- [Problem requirements]
Copy out the listing word for word, from its first line through the line containing "tos-link[interactable]: Terms of", including both of those lines.

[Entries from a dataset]
______

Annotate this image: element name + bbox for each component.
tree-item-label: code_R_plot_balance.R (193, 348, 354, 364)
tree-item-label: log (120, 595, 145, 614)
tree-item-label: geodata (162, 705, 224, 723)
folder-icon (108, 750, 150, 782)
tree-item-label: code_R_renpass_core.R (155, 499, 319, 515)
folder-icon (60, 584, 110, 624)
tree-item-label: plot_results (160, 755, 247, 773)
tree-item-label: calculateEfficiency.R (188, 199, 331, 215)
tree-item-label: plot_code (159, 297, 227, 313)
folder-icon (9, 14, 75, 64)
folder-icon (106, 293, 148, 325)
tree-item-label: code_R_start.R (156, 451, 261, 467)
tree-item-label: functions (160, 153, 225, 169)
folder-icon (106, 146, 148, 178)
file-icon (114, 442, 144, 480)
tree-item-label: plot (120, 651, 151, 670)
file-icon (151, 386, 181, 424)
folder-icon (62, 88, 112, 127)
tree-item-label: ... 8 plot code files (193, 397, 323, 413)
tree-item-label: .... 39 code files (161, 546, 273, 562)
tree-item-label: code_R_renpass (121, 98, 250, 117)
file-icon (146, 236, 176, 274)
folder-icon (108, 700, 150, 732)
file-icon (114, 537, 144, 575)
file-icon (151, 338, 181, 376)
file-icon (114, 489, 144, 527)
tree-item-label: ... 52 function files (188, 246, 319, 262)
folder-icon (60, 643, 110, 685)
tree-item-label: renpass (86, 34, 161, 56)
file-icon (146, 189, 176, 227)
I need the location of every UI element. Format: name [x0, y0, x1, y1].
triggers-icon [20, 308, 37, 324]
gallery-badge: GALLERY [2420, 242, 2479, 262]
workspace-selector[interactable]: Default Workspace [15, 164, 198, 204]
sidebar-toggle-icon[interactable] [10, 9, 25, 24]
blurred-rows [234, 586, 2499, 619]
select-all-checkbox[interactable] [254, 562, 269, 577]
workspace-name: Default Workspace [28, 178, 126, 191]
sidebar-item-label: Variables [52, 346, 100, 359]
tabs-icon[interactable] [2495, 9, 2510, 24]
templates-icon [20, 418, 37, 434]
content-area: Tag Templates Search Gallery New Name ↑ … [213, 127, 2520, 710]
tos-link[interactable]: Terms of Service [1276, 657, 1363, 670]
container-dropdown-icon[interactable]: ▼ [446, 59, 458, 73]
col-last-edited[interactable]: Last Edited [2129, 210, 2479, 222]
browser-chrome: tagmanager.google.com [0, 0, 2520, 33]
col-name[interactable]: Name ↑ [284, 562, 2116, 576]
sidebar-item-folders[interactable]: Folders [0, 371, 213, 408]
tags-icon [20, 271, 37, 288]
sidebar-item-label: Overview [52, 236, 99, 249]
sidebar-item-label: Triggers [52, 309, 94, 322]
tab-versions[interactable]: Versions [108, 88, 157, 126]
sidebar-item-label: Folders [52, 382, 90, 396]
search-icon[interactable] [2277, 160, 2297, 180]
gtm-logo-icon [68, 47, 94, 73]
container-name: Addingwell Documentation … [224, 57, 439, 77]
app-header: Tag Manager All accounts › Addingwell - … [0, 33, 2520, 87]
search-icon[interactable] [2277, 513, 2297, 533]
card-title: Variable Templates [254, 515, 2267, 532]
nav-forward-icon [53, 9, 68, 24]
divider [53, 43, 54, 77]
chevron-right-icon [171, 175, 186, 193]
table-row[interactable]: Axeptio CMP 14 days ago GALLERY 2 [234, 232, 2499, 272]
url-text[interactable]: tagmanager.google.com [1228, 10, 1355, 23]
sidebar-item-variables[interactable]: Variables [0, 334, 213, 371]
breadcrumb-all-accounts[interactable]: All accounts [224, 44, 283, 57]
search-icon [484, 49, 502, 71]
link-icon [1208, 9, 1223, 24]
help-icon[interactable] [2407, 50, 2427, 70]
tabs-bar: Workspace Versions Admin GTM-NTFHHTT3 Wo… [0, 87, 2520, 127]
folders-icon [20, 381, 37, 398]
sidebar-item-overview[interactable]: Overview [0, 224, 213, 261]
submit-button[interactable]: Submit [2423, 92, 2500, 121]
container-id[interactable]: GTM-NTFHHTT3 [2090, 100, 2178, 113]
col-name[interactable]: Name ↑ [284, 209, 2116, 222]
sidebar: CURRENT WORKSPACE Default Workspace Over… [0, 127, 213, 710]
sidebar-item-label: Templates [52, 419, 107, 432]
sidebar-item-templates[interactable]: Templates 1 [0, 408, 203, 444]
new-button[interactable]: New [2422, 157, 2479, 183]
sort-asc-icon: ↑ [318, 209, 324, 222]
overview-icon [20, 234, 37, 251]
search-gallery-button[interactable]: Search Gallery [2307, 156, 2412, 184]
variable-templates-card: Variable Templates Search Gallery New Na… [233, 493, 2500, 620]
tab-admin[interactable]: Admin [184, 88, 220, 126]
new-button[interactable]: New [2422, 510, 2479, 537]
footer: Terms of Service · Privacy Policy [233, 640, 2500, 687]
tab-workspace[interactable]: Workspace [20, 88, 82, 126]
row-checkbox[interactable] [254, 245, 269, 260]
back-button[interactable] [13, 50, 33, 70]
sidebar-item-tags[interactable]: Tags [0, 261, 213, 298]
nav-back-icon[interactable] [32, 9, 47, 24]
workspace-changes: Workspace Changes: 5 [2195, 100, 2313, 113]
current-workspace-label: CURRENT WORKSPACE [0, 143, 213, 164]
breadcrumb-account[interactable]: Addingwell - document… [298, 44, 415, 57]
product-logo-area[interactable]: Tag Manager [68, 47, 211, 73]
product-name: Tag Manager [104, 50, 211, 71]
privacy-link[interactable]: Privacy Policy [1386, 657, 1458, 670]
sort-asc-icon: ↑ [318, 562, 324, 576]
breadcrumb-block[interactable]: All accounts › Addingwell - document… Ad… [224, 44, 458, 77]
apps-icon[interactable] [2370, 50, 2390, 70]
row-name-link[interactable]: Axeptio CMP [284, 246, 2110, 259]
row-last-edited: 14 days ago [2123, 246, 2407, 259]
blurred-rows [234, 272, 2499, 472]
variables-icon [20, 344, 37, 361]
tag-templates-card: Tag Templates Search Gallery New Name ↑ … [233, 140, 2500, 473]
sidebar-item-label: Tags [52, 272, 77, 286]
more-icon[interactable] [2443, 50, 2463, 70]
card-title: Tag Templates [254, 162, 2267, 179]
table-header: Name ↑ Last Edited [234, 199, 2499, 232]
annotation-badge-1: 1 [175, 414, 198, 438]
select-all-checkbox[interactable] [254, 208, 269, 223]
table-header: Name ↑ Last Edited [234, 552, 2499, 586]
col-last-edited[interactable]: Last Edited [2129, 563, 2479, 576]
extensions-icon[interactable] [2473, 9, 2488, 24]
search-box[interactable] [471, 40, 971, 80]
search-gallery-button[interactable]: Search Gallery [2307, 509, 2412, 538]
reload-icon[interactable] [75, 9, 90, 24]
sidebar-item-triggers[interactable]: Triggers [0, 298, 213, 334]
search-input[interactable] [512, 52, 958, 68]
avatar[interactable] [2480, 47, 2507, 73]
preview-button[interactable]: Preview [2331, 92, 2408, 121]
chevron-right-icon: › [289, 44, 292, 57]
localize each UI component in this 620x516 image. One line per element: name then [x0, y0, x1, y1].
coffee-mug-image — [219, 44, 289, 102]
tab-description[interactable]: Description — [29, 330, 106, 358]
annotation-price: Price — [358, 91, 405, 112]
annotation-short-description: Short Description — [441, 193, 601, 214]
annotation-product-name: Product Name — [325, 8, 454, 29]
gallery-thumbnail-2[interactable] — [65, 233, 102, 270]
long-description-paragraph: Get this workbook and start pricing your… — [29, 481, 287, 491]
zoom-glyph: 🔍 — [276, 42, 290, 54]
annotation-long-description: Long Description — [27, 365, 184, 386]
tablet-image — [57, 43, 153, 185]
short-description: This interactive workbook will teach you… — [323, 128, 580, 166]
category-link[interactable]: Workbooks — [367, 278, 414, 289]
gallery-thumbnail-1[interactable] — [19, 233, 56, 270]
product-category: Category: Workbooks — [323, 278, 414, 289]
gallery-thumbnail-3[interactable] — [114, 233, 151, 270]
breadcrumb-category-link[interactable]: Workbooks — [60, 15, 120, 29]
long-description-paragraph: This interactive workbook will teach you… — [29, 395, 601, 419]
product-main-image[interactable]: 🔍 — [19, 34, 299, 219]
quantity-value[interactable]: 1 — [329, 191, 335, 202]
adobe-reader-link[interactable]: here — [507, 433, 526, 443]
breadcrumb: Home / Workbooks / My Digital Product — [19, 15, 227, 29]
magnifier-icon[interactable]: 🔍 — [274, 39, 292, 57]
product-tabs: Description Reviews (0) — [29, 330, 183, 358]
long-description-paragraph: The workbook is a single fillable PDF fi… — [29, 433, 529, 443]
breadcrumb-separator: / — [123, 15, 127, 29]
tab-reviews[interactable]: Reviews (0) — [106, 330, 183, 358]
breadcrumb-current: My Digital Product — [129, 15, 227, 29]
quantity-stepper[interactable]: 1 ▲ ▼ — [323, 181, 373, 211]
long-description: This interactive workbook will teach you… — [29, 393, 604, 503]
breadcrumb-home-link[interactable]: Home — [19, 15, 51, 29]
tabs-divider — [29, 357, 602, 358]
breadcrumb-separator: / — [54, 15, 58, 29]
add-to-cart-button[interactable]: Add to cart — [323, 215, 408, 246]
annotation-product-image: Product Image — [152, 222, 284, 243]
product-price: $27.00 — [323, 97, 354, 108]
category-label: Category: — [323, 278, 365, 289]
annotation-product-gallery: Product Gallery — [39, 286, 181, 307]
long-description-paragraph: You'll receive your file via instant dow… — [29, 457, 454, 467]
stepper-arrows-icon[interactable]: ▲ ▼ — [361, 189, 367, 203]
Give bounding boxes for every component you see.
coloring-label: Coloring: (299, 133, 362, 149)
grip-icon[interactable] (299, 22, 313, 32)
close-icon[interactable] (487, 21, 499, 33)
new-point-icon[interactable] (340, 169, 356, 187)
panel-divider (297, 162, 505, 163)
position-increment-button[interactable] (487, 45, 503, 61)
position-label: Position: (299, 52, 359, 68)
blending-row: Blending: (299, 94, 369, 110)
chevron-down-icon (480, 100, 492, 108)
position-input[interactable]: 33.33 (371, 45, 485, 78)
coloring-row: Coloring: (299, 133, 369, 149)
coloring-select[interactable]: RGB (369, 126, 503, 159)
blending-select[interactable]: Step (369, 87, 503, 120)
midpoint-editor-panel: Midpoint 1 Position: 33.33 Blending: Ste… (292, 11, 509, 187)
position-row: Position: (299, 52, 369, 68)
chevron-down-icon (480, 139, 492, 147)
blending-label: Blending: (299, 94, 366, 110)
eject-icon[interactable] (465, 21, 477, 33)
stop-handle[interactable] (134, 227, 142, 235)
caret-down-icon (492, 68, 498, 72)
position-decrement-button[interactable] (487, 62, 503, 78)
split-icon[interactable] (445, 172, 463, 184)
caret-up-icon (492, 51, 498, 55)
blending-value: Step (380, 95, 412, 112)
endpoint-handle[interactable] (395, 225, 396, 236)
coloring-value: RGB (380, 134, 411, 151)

______

- [Full response]
Annotate this image: element name + bbox for each component.
tree-item-label: code_R_plot_balance.R (193, 348, 354, 364)
tree-item-label: log (120, 595, 145, 614)
tree-item-label: geodata (162, 705, 224, 723)
folder-icon (108, 750, 150, 782)
tree-item-label: code_R_renpass_core.R (155, 499, 319, 515)
folder-icon (60, 584, 110, 624)
tree-item-label: plot_results (160, 755, 247, 773)
tree-item-label: calculateEfficiency.R (188, 199, 331, 215)
tree-item-label: plot_code (159, 297, 227, 313)
folder-icon (9, 14, 75, 64)
folder-icon (106, 293, 148, 325)
tree-item-label: code_R_start.R (156, 451, 261, 467)
tree-item-label: functions (160, 153, 225, 169)
folder-icon (106, 146, 148, 178)
file-icon (114, 442, 144, 480)
tree-item-label: plot (120, 651, 151, 670)
file-icon (151, 386, 181, 424)
folder-icon (62, 88, 112, 127)
tree-item-label: ... 8 plot code files (193, 397, 323, 413)
tree-item-label: .... 39 code files (161, 546, 273, 562)
tree-item-label: code_R_renpass (121, 98, 250, 117)
file-icon (146, 236, 176, 274)
folder-icon (108, 700, 150, 732)
file-icon (114, 537, 144, 575)
file-icon (151, 338, 181, 376)
file-icon (114, 489, 144, 527)
tree-item-label: ... 52 function files (188, 246, 319, 262)
folder-icon (60, 643, 110, 685)
tree-item-label: renpass (86, 34, 161, 56)
file-icon (146, 189, 176, 227)
I need the location of every UI element. Format: name [x0, y0, x1, y1].
triggers-icon [20, 308, 37, 324]
gallery-badge: GALLERY [2420, 242, 2479, 262]
workspace-selector[interactable]: Default Workspace [15, 164, 198, 204]
sidebar-toggle-icon[interactable] [10, 9, 25, 24]
blurred-rows [234, 586, 2499, 619]
select-all-checkbox[interactable] [254, 562, 269, 577]
workspace-name: Default Workspace [28, 178, 126, 191]
sidebar-item-label: Variables [52, 346, 100, 359]
tabs-icon[interactable] [2495, 9, 2510, 24]
templates-icon [20, 418, 37, 434]
content-area: Tag Templates Search Gallery New Name ↑ … [213, 127, 2520, 710]
tos-link[interactable]: Terms of Service [1276, 657, 1363, 670]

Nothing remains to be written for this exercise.